Select lines where the word "number" appears.

(Data records)
┏━━
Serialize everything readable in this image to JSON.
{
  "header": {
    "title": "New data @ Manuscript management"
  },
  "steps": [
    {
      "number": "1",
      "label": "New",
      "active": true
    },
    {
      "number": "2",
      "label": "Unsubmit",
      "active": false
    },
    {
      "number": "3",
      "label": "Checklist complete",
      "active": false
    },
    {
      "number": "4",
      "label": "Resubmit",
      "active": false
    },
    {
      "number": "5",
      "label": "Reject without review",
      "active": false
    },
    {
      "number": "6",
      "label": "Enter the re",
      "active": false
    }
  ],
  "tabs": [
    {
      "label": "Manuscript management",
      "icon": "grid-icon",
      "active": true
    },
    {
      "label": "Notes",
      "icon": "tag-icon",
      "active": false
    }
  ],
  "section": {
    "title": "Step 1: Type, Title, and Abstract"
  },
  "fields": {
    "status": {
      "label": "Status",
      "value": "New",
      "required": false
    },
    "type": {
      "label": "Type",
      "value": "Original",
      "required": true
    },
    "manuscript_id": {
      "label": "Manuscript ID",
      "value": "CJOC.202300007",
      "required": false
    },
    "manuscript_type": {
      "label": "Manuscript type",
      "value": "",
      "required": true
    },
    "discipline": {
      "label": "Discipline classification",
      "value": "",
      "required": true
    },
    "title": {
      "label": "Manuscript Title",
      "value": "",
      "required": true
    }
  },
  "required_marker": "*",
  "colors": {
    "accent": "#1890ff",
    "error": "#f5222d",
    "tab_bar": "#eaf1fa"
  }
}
┗━━
┏━━
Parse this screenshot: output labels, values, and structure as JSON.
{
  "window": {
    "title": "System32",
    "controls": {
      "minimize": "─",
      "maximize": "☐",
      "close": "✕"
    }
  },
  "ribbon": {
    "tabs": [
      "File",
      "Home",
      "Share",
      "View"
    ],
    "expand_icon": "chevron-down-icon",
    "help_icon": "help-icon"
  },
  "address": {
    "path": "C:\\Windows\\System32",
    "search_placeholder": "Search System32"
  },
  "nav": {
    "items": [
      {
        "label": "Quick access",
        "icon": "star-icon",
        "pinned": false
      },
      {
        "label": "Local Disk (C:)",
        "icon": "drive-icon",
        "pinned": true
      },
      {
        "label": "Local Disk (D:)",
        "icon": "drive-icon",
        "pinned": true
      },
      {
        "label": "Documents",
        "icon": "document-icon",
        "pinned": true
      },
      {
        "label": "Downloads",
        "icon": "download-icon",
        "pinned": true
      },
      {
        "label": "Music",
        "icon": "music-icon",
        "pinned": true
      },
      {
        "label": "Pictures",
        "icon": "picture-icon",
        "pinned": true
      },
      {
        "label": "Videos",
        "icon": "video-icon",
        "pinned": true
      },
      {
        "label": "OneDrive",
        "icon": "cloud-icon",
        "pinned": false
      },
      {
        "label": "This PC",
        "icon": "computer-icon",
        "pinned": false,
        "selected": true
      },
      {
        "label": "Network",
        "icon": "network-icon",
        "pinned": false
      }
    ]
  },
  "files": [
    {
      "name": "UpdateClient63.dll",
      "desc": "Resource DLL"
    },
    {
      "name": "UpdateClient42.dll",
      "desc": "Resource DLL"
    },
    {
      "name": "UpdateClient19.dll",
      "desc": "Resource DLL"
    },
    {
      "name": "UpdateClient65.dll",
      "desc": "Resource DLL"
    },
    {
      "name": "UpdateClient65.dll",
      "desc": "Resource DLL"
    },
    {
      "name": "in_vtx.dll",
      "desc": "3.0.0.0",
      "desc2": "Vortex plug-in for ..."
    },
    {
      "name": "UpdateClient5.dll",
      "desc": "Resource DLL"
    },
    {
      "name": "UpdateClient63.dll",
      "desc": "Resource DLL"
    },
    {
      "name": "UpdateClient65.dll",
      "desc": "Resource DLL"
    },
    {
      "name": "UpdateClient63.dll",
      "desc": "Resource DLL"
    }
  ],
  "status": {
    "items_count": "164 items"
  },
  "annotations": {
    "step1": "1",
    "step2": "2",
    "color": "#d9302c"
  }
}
┗━━
◆ Exercise solution ◆
      "number": "1",
      "number": "2",
      "number": "3",
      "number": "4",
      "number": "5",
      "number": "6",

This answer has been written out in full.